* [EXERCISE AIM]: From the entries below, copy out every line with "breve" in it.

* [DATA ROWS]:

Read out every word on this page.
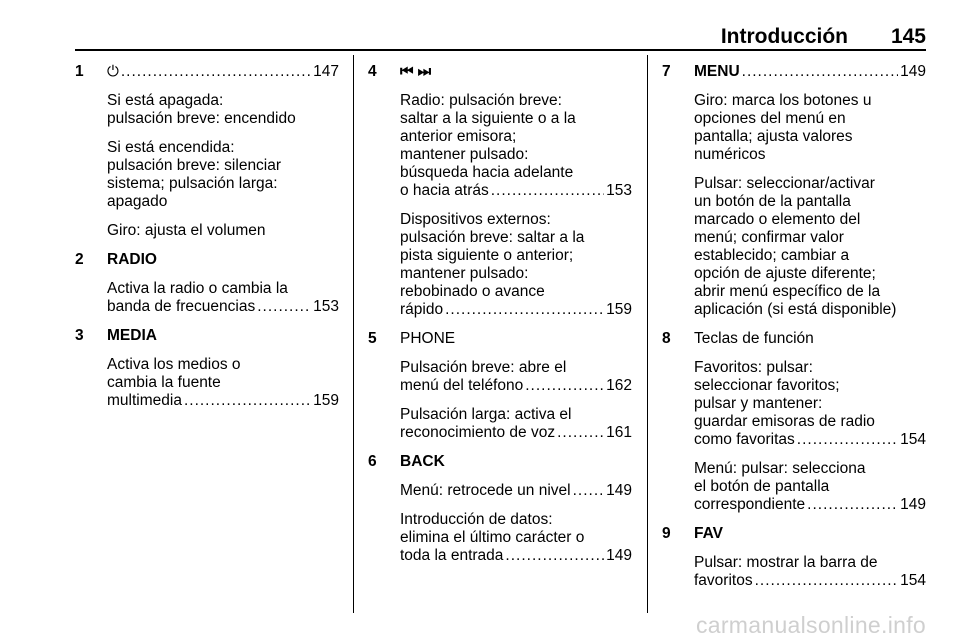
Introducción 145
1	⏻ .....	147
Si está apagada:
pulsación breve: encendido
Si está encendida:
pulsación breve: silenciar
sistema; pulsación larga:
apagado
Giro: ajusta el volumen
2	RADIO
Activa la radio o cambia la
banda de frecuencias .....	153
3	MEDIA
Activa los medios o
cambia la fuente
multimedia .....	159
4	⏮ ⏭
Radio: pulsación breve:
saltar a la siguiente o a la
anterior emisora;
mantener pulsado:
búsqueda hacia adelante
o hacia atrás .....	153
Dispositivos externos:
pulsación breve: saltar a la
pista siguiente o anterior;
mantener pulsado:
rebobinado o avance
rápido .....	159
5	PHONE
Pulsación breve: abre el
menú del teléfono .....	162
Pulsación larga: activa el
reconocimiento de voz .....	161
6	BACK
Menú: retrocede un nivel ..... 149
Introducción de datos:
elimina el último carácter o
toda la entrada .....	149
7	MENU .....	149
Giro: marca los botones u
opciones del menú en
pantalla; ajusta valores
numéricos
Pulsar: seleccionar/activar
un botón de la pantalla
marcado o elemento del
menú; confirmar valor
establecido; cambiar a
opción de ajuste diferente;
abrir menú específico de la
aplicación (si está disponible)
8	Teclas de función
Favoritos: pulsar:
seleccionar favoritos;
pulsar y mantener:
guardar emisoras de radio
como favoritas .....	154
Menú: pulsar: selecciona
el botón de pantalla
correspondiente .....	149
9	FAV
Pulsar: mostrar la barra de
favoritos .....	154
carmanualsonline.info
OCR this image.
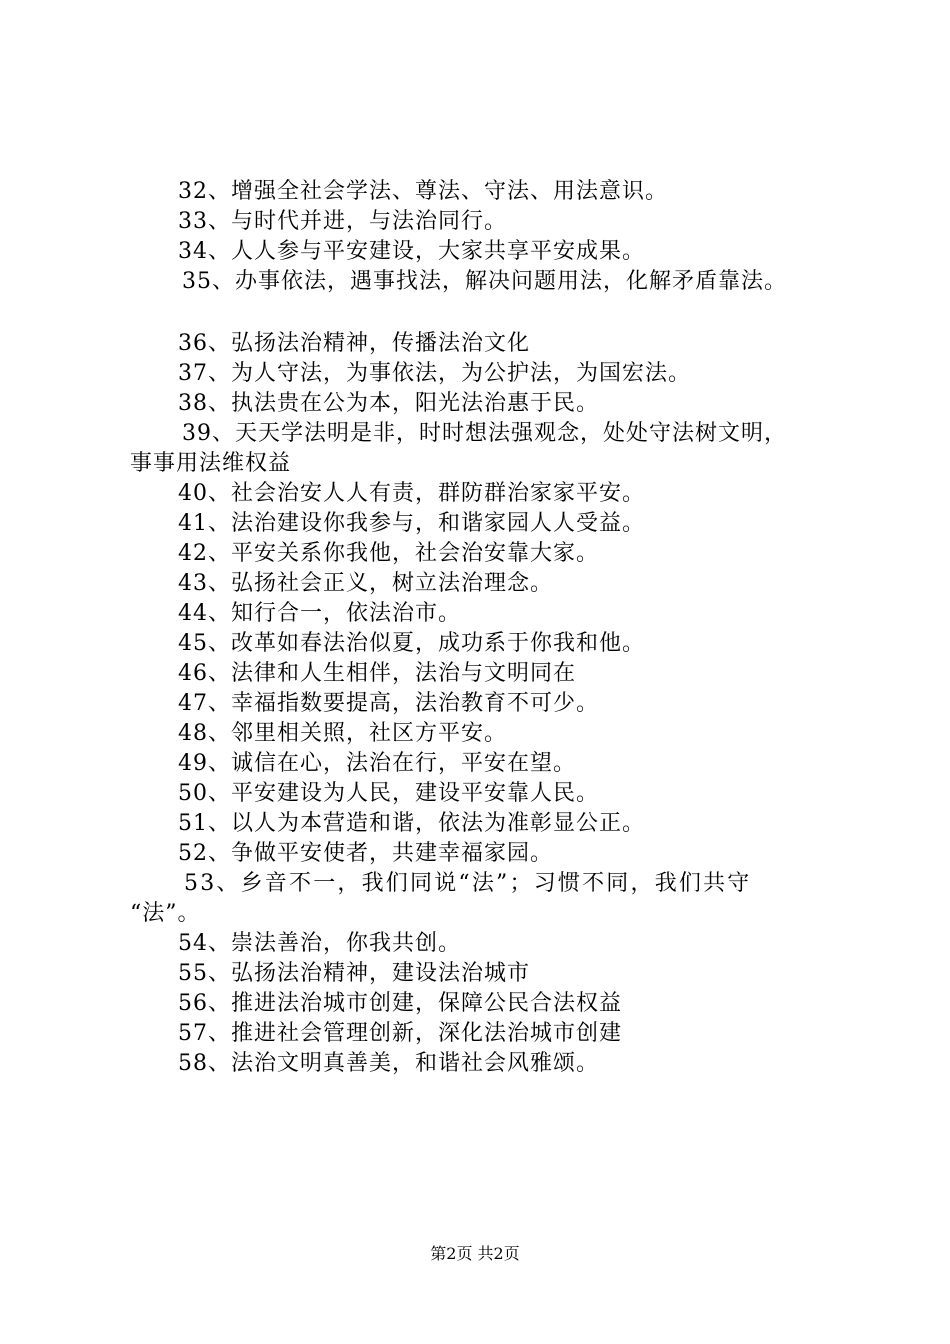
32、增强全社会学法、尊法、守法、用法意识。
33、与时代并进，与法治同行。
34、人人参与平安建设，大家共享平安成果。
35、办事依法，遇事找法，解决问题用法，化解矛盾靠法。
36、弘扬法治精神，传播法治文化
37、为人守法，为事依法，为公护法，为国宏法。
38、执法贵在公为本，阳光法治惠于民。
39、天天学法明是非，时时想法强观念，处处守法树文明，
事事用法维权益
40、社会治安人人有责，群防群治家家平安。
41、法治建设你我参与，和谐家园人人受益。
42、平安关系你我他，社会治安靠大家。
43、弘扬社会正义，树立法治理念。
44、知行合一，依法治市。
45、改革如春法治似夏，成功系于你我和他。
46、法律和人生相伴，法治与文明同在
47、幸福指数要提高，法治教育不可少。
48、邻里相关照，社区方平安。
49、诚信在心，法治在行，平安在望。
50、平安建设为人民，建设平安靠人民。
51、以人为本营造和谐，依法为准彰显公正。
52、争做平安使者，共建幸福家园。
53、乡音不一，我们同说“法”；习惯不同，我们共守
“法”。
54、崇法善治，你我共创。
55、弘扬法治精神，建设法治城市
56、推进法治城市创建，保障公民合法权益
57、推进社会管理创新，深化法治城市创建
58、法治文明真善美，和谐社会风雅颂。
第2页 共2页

* [FULL RESPONSE]:
pulsación breve: encendido
pulsación breve: silenciar
Radio: pulsación breve:
pulsación breve: saltar a la
Pulsación breve: abre el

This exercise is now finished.